### SET EXERCISE
The answer is the line with "Convert this screenshot" and every line after it to the end of the listing, retyped exactly. Pictures do not belong in it.

### DATASET ENTRIES
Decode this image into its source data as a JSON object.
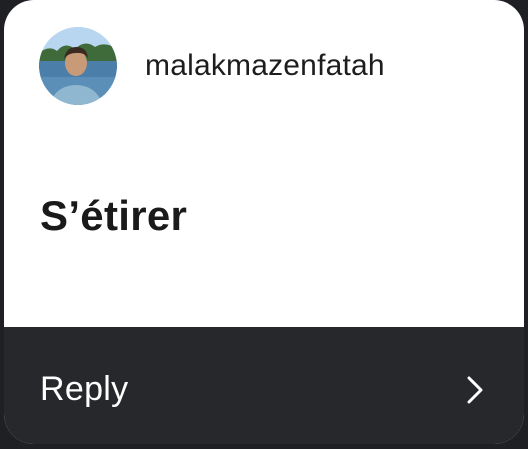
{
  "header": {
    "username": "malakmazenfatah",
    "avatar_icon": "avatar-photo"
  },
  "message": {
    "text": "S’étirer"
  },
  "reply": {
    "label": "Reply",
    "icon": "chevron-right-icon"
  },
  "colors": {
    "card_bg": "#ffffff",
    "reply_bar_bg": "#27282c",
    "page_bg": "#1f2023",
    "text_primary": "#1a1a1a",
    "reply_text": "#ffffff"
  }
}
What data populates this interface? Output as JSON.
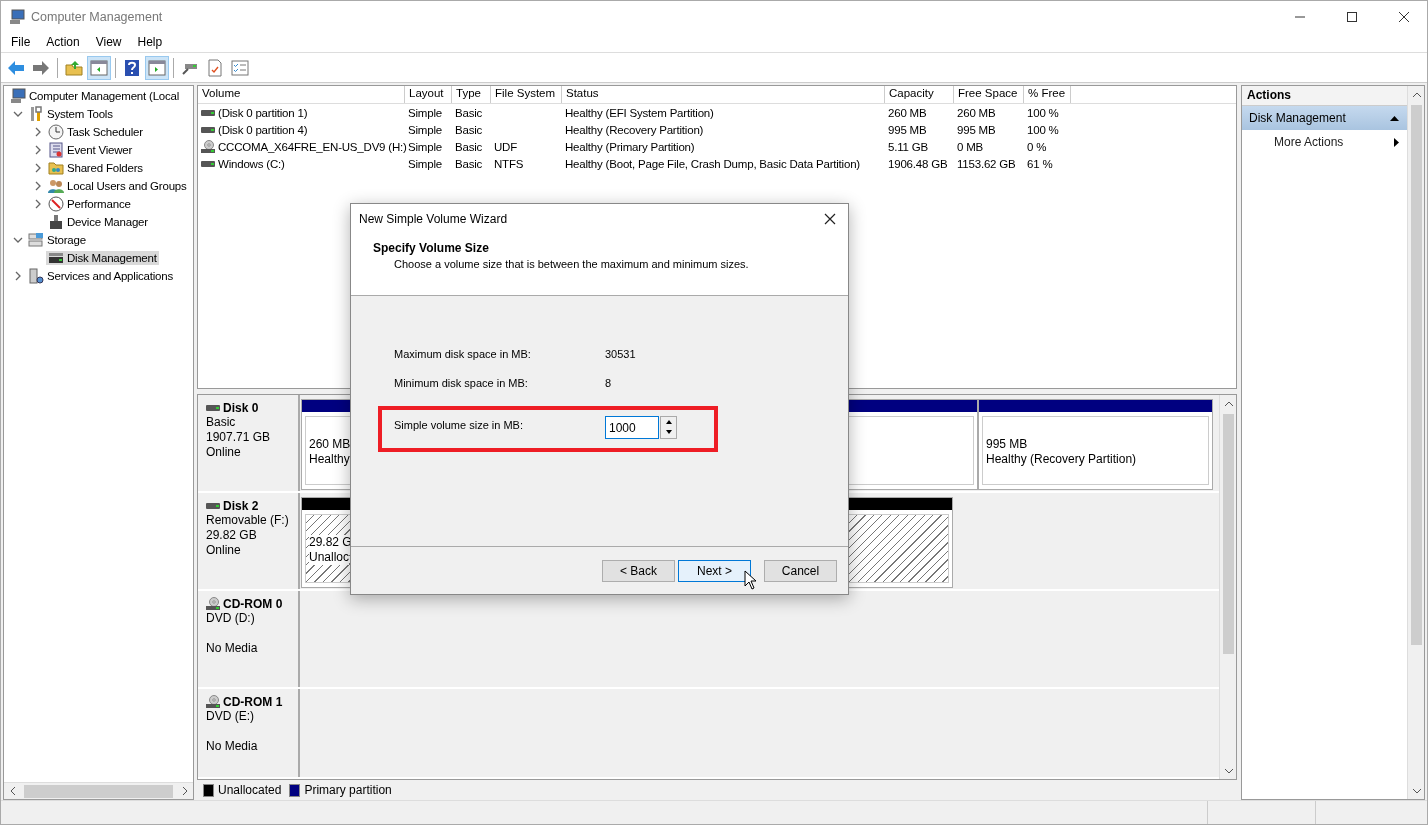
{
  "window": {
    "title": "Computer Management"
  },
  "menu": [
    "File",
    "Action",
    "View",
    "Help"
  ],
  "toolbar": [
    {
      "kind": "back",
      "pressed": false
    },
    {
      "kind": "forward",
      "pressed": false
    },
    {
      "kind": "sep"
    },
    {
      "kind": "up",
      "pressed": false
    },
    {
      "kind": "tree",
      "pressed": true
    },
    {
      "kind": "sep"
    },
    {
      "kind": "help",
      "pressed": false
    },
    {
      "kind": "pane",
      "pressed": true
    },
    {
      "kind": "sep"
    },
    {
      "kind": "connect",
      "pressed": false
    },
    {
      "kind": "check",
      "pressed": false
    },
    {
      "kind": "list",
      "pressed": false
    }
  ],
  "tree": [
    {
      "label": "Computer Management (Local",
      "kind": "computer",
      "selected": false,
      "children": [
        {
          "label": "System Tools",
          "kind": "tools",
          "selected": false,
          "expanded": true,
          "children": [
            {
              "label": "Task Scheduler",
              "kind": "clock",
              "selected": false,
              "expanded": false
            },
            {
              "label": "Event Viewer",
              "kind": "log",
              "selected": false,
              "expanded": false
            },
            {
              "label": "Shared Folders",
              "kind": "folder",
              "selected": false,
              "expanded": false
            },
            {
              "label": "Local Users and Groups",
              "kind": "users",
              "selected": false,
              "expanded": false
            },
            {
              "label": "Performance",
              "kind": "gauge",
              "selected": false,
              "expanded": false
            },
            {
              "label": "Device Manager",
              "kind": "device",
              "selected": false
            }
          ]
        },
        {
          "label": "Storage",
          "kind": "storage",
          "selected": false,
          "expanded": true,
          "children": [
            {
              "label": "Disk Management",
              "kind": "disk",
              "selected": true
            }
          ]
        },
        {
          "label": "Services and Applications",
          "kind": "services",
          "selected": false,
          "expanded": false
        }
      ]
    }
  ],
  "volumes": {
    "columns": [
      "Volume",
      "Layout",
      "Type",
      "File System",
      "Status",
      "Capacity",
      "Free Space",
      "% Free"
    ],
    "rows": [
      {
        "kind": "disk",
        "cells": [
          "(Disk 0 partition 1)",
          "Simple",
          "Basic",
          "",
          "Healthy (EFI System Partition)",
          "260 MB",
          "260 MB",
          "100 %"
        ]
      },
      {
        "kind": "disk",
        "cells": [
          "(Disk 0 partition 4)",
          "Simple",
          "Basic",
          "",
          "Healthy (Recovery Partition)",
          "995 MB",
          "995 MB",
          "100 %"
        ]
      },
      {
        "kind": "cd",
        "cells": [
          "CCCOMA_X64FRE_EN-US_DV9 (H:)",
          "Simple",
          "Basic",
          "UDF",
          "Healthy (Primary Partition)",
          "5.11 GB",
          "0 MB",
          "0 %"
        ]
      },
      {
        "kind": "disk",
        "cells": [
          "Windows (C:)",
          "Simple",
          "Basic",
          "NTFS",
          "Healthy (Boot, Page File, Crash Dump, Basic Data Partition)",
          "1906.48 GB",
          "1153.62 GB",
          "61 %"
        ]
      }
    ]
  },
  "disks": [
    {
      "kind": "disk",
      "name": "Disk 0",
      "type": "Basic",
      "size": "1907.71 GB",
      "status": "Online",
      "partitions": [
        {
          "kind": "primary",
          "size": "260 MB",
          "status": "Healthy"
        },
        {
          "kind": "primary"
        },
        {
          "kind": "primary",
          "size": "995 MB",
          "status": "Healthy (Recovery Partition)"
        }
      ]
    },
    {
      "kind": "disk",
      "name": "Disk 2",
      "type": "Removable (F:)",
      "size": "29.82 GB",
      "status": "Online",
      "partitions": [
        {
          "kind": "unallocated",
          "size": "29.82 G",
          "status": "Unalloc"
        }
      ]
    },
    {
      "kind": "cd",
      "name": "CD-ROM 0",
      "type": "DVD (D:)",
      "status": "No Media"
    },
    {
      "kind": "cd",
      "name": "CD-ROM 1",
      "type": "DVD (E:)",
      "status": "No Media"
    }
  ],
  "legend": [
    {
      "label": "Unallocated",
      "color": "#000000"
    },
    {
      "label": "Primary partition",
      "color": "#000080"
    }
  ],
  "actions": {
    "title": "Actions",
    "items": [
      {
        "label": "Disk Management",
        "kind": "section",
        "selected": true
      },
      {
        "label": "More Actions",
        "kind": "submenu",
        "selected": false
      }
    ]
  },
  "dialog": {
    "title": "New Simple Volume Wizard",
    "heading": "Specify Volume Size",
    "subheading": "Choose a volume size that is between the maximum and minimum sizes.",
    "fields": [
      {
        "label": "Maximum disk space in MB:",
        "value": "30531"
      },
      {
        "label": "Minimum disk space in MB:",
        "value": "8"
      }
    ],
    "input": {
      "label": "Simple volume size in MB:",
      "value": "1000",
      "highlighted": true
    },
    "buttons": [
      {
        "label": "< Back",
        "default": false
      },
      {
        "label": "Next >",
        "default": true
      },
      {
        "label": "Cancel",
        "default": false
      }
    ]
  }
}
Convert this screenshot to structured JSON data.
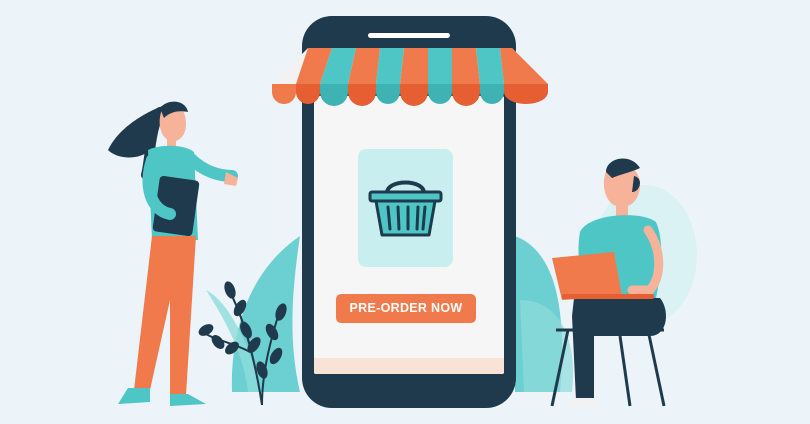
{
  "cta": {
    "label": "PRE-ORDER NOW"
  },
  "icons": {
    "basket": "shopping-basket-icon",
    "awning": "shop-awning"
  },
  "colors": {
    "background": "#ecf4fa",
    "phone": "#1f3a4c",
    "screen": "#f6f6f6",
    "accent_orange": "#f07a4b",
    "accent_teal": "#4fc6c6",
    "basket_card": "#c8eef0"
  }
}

### WRITTEN ANSWER
Convert this screenshot to structured JSON data.
{
  "cta": {
    "label": "PRE-ORDER NOW"
  },
  "icons": {
    "basket": "shopping-basket-icon",
    "awning": "shop-awning"
  },
  "colors": {
    "background": "#ecf4fa",
    "phone": "#1f3a4c",
    "screen": "#f6f6f6",
    "accent_orange": "#f07a4b",
    "accent_teal": "#4fc6c6",
    "basket_card": "#c8eef0"
  }
}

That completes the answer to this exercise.